§ **Task requirements**:
Continue the Julia mailing-list thread below about computing the norm of each column of a matrix, starting right after its last line.

§ **Page extract**:
Thanks guys, and sorry for my late reply! So from the answers I get, that 
there is currently no fast generic way to do this? e.g. if I want to apply 
something other then norm column wise, I write a new function from scratch?

On Wednesday, August 12, 2015 at 5:56:08 PM UTC+2, David Gold wrote:
>
> Here's a way to do it with slices
>
> julia> function f(mat)
>            mat1 = slice(mat, 1, :)
>            mat2 = slice(mat, 2, :)
>            mat3 = slice(mat, 3, :)
>            A = Array(Float64, size(mat, 2))
>            for i in 1:size(mat, 2)
>                A[i] = sqrt(mat1[i]^2 + mat2[i]^2 + mat3[i]^2)
>            end
>            A
>        end
> f (generic function with 2 methods)
>
> julia> f(mat);
>
> julia> @time f(mat);
>   0.008991 seconds (15 allocations: 7.630 MB)
>
>
> On Wednesday, August 12, 2015 at 11:09:06 AM UTC-4, jw3126 wrote:
>>
>> I have a matrix and I want to compute the norm of each column. I tried 
>>
>> using TimeIt
>> N = 10^6
>> mat = randn(3, N)

Dataset entries

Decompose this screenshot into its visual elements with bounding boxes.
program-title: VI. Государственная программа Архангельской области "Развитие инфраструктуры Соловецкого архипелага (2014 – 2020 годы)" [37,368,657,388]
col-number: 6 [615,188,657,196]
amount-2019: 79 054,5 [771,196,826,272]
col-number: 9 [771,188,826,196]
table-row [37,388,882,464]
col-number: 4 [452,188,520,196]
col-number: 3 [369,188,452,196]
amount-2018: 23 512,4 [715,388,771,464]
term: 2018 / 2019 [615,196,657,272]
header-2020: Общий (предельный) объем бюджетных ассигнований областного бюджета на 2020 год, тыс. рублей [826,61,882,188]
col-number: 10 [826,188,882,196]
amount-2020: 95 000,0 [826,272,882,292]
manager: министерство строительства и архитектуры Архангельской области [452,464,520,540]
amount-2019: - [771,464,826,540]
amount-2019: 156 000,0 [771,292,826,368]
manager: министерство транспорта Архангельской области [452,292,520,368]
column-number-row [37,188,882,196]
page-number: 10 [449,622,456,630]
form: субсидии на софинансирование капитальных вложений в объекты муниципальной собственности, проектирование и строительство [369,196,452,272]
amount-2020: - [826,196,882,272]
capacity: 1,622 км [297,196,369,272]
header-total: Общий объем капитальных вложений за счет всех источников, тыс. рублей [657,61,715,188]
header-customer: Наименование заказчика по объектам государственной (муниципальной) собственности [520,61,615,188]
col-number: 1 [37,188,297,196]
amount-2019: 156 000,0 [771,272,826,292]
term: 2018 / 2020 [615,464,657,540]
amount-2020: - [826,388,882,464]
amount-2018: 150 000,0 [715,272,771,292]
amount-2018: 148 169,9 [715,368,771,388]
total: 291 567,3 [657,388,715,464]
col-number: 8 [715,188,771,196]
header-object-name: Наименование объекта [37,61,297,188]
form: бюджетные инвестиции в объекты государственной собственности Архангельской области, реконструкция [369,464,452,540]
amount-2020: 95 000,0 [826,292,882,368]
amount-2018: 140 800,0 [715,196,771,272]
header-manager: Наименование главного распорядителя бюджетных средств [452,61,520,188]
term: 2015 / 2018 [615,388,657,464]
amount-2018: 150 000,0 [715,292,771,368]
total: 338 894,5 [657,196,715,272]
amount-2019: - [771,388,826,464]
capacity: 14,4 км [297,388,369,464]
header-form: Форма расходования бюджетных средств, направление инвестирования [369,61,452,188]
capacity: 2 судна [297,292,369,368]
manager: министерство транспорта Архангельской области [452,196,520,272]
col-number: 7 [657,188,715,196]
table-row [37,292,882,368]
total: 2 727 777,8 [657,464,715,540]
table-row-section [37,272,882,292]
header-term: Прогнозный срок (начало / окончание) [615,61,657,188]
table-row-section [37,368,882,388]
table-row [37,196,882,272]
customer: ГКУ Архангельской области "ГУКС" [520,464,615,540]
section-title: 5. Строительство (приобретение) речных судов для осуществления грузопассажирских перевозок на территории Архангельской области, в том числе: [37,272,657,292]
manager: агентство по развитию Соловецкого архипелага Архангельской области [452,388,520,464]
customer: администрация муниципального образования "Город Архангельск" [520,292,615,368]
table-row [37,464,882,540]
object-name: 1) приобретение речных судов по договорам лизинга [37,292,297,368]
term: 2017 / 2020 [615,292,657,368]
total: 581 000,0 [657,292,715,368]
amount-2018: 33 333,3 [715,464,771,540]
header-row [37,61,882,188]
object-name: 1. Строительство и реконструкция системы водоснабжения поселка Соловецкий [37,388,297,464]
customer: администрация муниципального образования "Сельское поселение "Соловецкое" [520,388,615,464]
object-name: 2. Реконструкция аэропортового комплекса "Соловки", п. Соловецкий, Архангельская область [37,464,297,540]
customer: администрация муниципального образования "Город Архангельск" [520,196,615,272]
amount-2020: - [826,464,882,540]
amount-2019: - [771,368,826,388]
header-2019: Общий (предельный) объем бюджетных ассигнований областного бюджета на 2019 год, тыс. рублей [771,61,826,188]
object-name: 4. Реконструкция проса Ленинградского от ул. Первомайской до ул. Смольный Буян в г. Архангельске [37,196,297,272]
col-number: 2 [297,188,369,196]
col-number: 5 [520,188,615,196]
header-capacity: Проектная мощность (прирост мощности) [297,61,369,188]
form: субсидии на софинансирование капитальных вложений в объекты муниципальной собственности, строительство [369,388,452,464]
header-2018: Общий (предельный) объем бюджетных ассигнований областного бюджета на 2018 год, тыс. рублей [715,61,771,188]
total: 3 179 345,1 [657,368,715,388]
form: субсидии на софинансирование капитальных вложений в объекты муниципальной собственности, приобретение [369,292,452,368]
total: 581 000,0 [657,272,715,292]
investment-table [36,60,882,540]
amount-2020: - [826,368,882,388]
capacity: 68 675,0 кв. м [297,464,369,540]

§ **Result below**:
>>
>> @timeit mapslices(norm, mat, 1)
>>
>> 1 loops, best of 3: 
>>
>> 915.13 ms per loop
>>
>>
>> Dog slow, 100times slower then numpy:
>>
>> import numpy as np
>> N = 10**6
>> mat = np.random.randn(3, N)
>> %timeit np.linalg.norm(mat, axis=0)
>>
>>
>> 100 loops, best of 3: 
>> 9.71 ms per loop
>>  
>>
>> If I understand it correctly, the reason is that mapslices can not really 
>> optimize on the norm argument, e.g. inline norm. I had two ideas how to 
>> solve this problem, both of which are problematic:
>>
>> 1) There is the NumericExtensions 
>> <https://github.com/lindahua/NumericExtensions.jl> package, which seems 
>> to be aimed at this kind of problem, however this package is deprecated, so 
>> I don't want to use it.
>>
>> 2) Write some code by hand. This gives speedup, but is still  slower then 
>> numpy:
>>
>> N = 10^6
>> mat = randn(3, N)
>> function f(mat)
>>     return sqrt(mat[1,:].^2 + mat[2,:].^2 + mat[3,:].^2)
>> end
>>
>> @timeit f(mat)
>>
>> 10 loops, best of 3: 
>>
>> 38.51 ms per loop
>>
>>
>> So how to make this computation fast? And more generally what are ways 
>> speed up mapslices without using NumericExtensions?